* _Required task_
Repeat the entries that follow verbatim, without any of their pictures.

* _Data listing_
## begin
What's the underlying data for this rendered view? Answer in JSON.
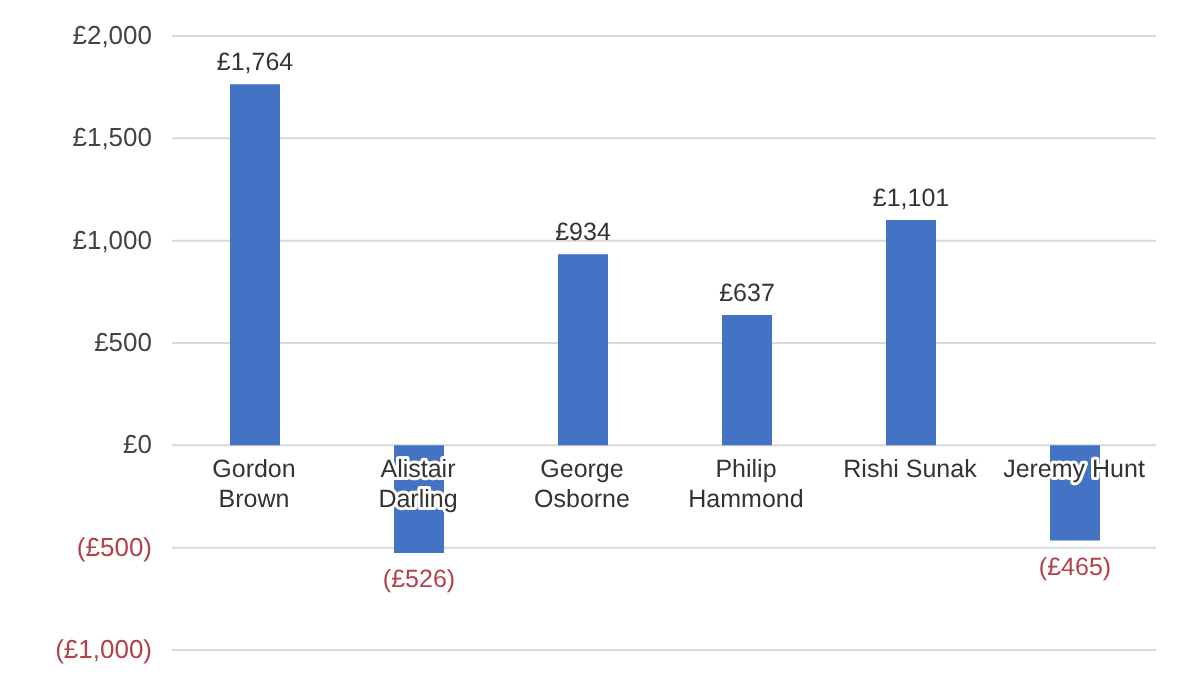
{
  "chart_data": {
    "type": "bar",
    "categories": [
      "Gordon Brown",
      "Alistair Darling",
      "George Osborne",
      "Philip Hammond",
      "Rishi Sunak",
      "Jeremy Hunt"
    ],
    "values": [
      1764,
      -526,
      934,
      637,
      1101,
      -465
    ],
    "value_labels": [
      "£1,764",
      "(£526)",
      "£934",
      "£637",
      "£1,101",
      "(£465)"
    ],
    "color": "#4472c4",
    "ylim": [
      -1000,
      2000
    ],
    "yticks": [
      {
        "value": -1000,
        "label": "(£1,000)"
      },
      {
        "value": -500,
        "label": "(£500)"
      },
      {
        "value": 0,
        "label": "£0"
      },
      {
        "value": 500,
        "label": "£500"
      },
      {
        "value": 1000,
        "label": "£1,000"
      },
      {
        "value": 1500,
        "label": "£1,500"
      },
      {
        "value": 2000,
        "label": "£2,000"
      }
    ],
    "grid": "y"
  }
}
## end
* _Task result_
What's the underlying data for this rendered view? Answer in JSON.
{
  "chart_data": {
    "type": "bar",
    "categories": [
      "Gordon Brown",
      "Alistair Darling",
      "George Osborne",
      "Philip Hammond",
      "Rishi Sunak",
      "Jeremy Hunt"
    ],
    "values": [
      1764,
      -526,
      934,
      637,
      1101,
      -465
    ],
    "value_labels": [
      "£1,764",
      "(£526)",
      "£934",
      "£637",
      "£1,101",
      "(£465)"
    ],
    "color": "#4472c4",
    "ylim": [
      -1000,
      2000
    ],
    "yticks": [
      {
        "value": -1000,
        "label": "(£1,000)"
      },
      {
        "value": -500,
        "label": "(£500)"
      },
      {
        "value": 0,
        "label": "£0"
      },
      {
        "value": 500,
        "label": "£500"
      },
      {
        "value": 1000,
        "label": "£1,000"
      },
      {
        "value": 1500,
        "label": "£1,500"
      },
      {
        "value": 2000,
        "label": "£2,000"
      }
    ],
    "grid": "y"
  }
}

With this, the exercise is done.